_Problem requirements_: Scan the material and copy every line in which "Count" appears.

_Extracted data entries_:
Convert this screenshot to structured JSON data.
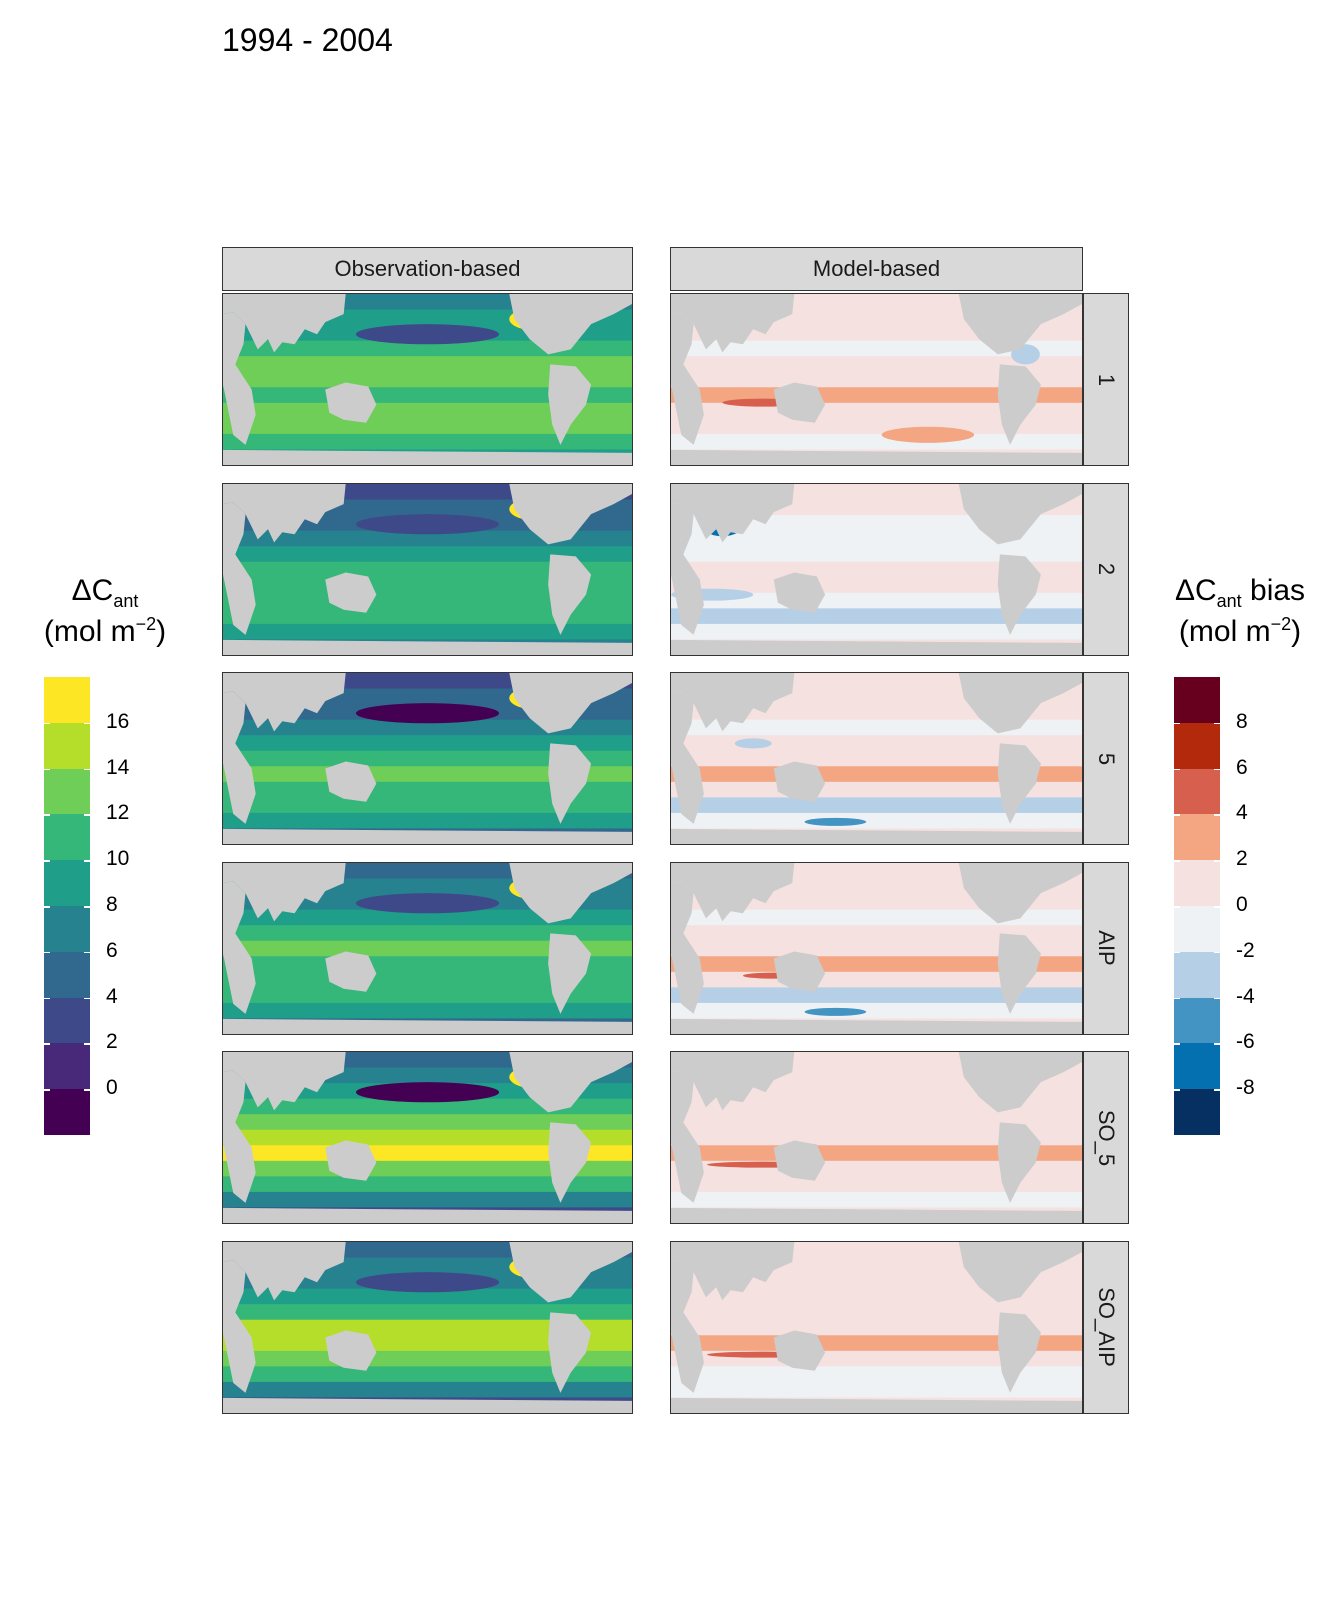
{
  "title": "1994 - 2004",
  "columns": [
    "Observation-based",
    "Model-based"
  ],
  "rows": [
    "1",
    "2",
    "5",
    "AIP",
    "SO_5",
    "SO_AIP"
  ],
  "legend_left": {
    "title_main": "ΔC",
    "title_sub": "ant",
    "title_after": "",
    "unit": "(mol m",
    "unit_sup": "−2",
    "unit_close": ")",
    "labels": [
      "16",
      "14",
      "12",
      "10",
      "8",
      "6",
      "4",
      "2",
      "0"
    ],
    "colors": [
      "#fde725",
      "#b5de2b",
      "#6ece58",
      "#35b779",
      "#1f9e89",
      "#26828e",
      "#31688e",
      "#3e4989",
      "#482878",
      "#440154"
    ]
  },
  "legend_right": {
    "title_main": "ΔC",
    "title_sub": "ant",
    "title_after": " bias",
    "unit": "(mol m",
    "unit_sup": "−2",
    "unit_close": ")",
    "labels": [
      "8",
      "6",
      "4",
      "2",
      "0",
      "-2",
      "-4",
      "-6",
      "-8"
    ],
    "colors": [
      "#67001f",
      "#b2290b",
      "#d6604d",
      "#f4a582",
      "#f6e1e1",
      "#eef2f5",
      "#b5cfe6",
      "#4393c3",
      "#0570b0",
      "#053061"
    ]
  },
  "colors": {
    "land": "#cccccc",
    "strip": "#d9d9d9",
    "bias_zero": "#f5e6e6"
  }
}
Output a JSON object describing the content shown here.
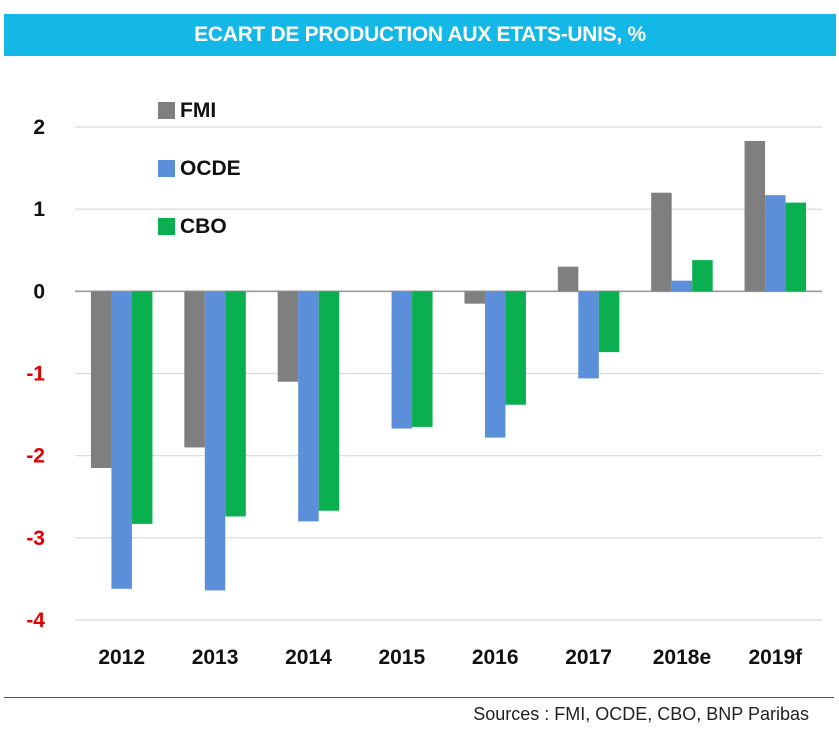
{
  "chart_data": {
    "type": "bar",
    "title": "ECART DE PRODUCTION AUX ETATS-UNIS, %",
    "xlabel": "",
    "ylabel": "",
    "categories": [
      "2012",
      "2013",
      "2014",
      "2015",
      "2016",
      "2017",
      "2018e",
      "2019f"
    ],
    "series": [
      {
        "name": "FMI",
        "color": "#7f7f7f",
        "values": [
          -2.15,
          -1.9,
          -1.1,
          0.0,
          -0.15,
          0.3,
          1.2,
          1.83
        ]
      },
      {
        "name": "OCDE",
        "color": "#5b8fd9",
        "values": [
          -3.62,
          -3.64,
          -2.8,
          -1.67,
          -1.78,
          -1.06,
          0.13,
          1.17
        ]
      },
      {
        "name": "CBO",
        "color": "#0aaf4f",
        "values": [
          -2.83,
          -2.74,
          -2.67,
          -1.65,
          -1.38,
          -0.74,
          0.38,
          1.08
        ]
      }
    ],
    "ylim": [
      -4,
      2
    ],
    "yticks": [
      2,
      1,
      0,
      -1,
      -2,
      -3,
      -4
    ],
    "ytick_labels": [
      "2",
      "1",
      "0",
      "-1",
      "-2",
      "-3",
      "-4"
    ],
    "grid": true,
    "legend_position": "top-left",
    "positive_tick_color": "#111111",
    "negative_tick_color": "#e00000"
  },
  "footer": {
    "source": "Sources : FMI, OCDE, CBO, BNP Paribas"
  }
}
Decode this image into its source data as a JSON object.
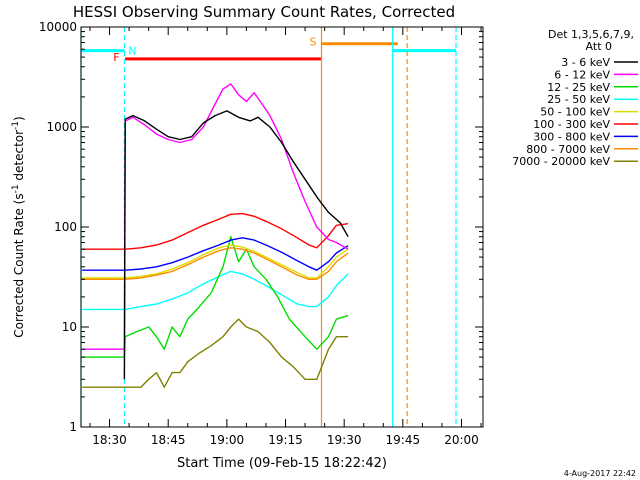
{
  "chart_data": {
    "type": "line",
    "title": "HESSI Observing Summary Count Rates, Corrected",
    "xlabel": "Start Time (09-Feb-15 18:22:42)",
    "ylabel_parts": [
      "Corrected Count Rate (s",
      "-1",
      " detector",
      "-1",
      ")"
    ],
    "y_scale": "log",
    "ylim": [
      1,
      10000
    ],
    "y_ticks": [
      {
        "value": 1,
        "label": "1"
      },
      {
        "value": 10,
        "label": "10"
      },
      {
        "value": 100,
        "label": "100"
      },
      {
        "value": 1000,
        "label": "1000"
      },
      {
        "value": 10000,
        "label": "10000"
      }
    ],
    "xlim_minutes": [
      1102.7,
      1205.5
    ],
    "x_ticks": [
      {
        "value": 1110,
        "label": "18:30"
      },
      {
        "value": 1125,
        "label": "18:45"
      },
      {
        "value": 1140,
        "label": "19:00"
      },
      {
        "value": 1155,
        "label": "19:15"
      },
      {
        "value": 1170,
        "label": "19:30"
      },
      {
        "value": 1185,
        "label": "19:45"
      },
      {
        "value": 1200,
        "label": "20:00"
      }
    ],
    "detector_label_line1": "Det 1,3,5,6,7,9,",
    "detector_label_line2": "Att 0",
    "legend": [
      {
        "name": "3 - 6 keV",
        "color": "#000000"
      },
      {
        "name": "6 - 12 keV",
        "color": "#ff00ff"
      },
      {
        "name": "12 - 25 keV",
        "color": "#00dd00"
      },
      {
        "name": "25 - 50 keV",
        "color": "#00ffff"
      },
      {
        "name": "50 - 100 keV",
        "color": "#dddd00"
      },
      {
        "name": "100 - 300 keV",
        "color": "#ff0000"
      },
      {
        "name": "300 - 800 keV",
        "color": "#0000ff"
      },
      {
        "name": "800 - 7000 keV",
        "color": "#ff8c00"
      },
      {
        "name": "7000 - 20000 keV",
        "color": "#808000"
      }
    ],
    "series": [
      {
        "name": "3 - 6 keV",
        "x": [
          1113.8,
          1114.0,
          1116,
          1119,
          1122,
          1125,
          1128,
          1131,
          1134,
          1137,
          1140,
          1143,
          1146,
          1148,
          1151,
          1154,
          1157,
          1160,
          1163,
          1166,
          1169,
          1171
        ],
        "y": [
          3,
          1200,
          1300,
          1150,
          950,
          800,
          750,
          800,
          1100,
          1300,
          1450,
          1250,
          1150,
          1250,
          1000,
          700,
          450,
          300,
          200,
          140,
          110,
          80
        ]
      },
      {
        "name": "6 - 12 keV",
        "x": [
          1103,
          1113.8,
          1114.0,
          1116,
          1119,
          1122,
          1125,
          1128,
          1131,
          1134,
          1137,
          1139,
          1141,
          1143,
          1145,
          1147,
          1149,
          1151,
          1154,
          1157,
          1160,
          1163,
          1166,
          1168,
          1171
        ],
        "y": [
          6,
          6,
          1150,
          1250,
          1050,
          850,
          750,
          700,
          750,
          1000,
          1700,
          2400,
          2700,
          2100,
          1800,
          2200,
          1700,
          1300,
          750,
          350,
          180,
          100,
          75,
          70,
          60
        ]
      },
      {
        "name": "12 - 25 keV",
        "x": [
          1103,
          1113.8,
          1114.0,
          1117,
          1120,
          1122,
          1124,
          1126,
          1128,
          1130,
          1133,
          1136,
          1139,
          1141,
          1143,
          1145,
          1147,
          1150,
          1153,
          1156,
          1160,
          1163,
          1166,
          1168,
          1171
        ],
        "y": [
          5,
          5,
          8,
          9,
          10,
          8,
          6,
          10,
          8,
          12,
          16,
          22,
          40,
          80,
          45,
          60,
          40,
          30,
          20,
          12,
          8,
          6,
          8,
          12,
          13
        ]
      },
      {
        "name": "25 - 50 keV",
        "x": [
          1103,
          1114,
          1118,
          1122,
          1126,
          1130,
          1134,
          1138,
          1141,
          1144,
          1147,
          1150,
          1154,
          1158,
          1161,
          1163,
          1166,
          1168,
          1171
        ],
        "y": [
          15,
          15,
          16,
          17,
          19,
          22,
          27,
          32,
          36,
          34,
          30,
          26,
          21,
          17,
          16,
          16,
          20,
          26,
          34
        ]
      },
      {
        "name": "50 - 100 keV",
        "x": [
          1103,
          1114,
          1118,
          1122,
          1126,
          1130,
          1134,
          1138,
          1141,
          1144,
          1147,
          1150,
          1154,
          1158,
          1161,
          1163,
          1166,
          1168,
          1171
        ],
        "y": [
          31,
          31,
          32,
          34,
          38,
          44,
          53,
          62,
          66,
          63,
          57,
          50,
          42,
          35,
          31,
          31,
          40,
          50,
          60
        ]
      },
      {
        "name": "100 - 300 keV",
        "x": [
          1103,
          1114,
          1118,
          1122,
          1126,
          1130,
          1134,
          1138,
          1141,
          1144,
          1147,
          1150,
          1154,
          1158,
          1161,
          1163,
          1166,
          1168,
          1171
        ],
        "y": [
          60,
          60,
          62,
          66,
          74,
          88,
          104,
          120,
          134,
          136,
          128,
          114,
          96,
          78,
          66,
          62,
          82,
          104,
          108
        ]
      },
      {
        "name": "300 - 800 keV",
        "x": [
          1103,
          1114,
          1118,
          1122,
          1126,
          1130,
          1134,
          1138,
          1141,
          1144,
          1147,
          1150,
          1154,
          1158,
          1161,
          1163,
          1166,
          1168,
          1171
        ],
        "y": [
          37,
          37,
          38,
          40,
          44,
          50,
          58,
          66,
          74,
          78,
          74,
          66,
          56,
          46,
          40,
          37,
          45,
          55,
          65
        ]
      },
      {
        "name": "800 - 7000 keV",
        "x": [
          1103,
          1114,
          1118,
          1122,
          1126,
          1130,
          1134,
          1138,
          1141,
          1144,
          1147,
          1150,
          1154,
          1158,
          1161,
          1163,
          1166,
          1168,
          1171
        ],
        "y": [
          30,
          30,
          31,
          33,
          36,
          42,
          50,
          58,
          62,
          60,
          55,
          48,
          40,
          33,
          30,
          30,
          36,
          45,
          55
        ]
      },
      {
        "name": "7000 - 20000 keV",
        "x": [
          1103,
          1114,
          1116,
          1118,
          1120,
          1122,
          1124,
          1126,
          1128,
          1130,
          1133,
          1136,
          1139,
          1141,
          1143,
          1145,
          1148,
          1151,
          1154,
          1157,
          1160,
          1163,
          1166,
          1168,
          1171
        ],
        "y": [
          2.5,
          2.5,
          2.5,
          2.5,
          3,
          3.5,
          2.5,
          3.5,
          3.5,
          4.5,
          5.5,
          6.5,
          8,
          10,
          12,
          10,
          9,
          7,
          5,
          4,
          3,
          3,
          6,
          8,
          8
        ]
      }
    ],
    "overlays": [
      {
        "label": "F",
        "color": "#ff0000",
        "x": [
          1114.0,
          1164.2
        ],
        "y": 4800
      },
      {
        "label": "S",
        "color": "#ff8c00",
        "x": [
          1164.2,
          1183.7
        ],
        "y": 6800
      },
      {
        "label": "N",
        "color": "#00ffff",
        "x": [
          1102.7,
          1113.8
        ],
        "y": 5800
      },
      {
        "label": "",
        "color": "#00ffff",
        "x": [
          1182.4,
          1198.6
        ],
        "y": 5800
      }
    ],
    "vlines": [
      {
        "x": 1102.7,
        "color": "#00ffff",
        "style": "solid"
      },
      {
        "x": 1113.8,
        "color": "#00ffff",
        "style": "dashed"
      },
      {
        "x": 1182.4,
        "color": "#00ffff",
        "style": "solid"
      },
      {
        "x": 1198.6,
        "color": "#00ffff",
        "style": "dashed"
      },
      {
        "x": 1164.2,
        "color": "#ff8c00",
        "style": "solid"
      },
      {
        "x": 1186.1,
        "color": "#ff8c00",
        "style": "dashed"
      }
    ]
  },
  "footer_date": "4-Aug-2017 22:42"
}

_The reply_:
    "title": "HESSI Observing Summary Count Rates, Corrected",
      "Corrected Count Rate (s",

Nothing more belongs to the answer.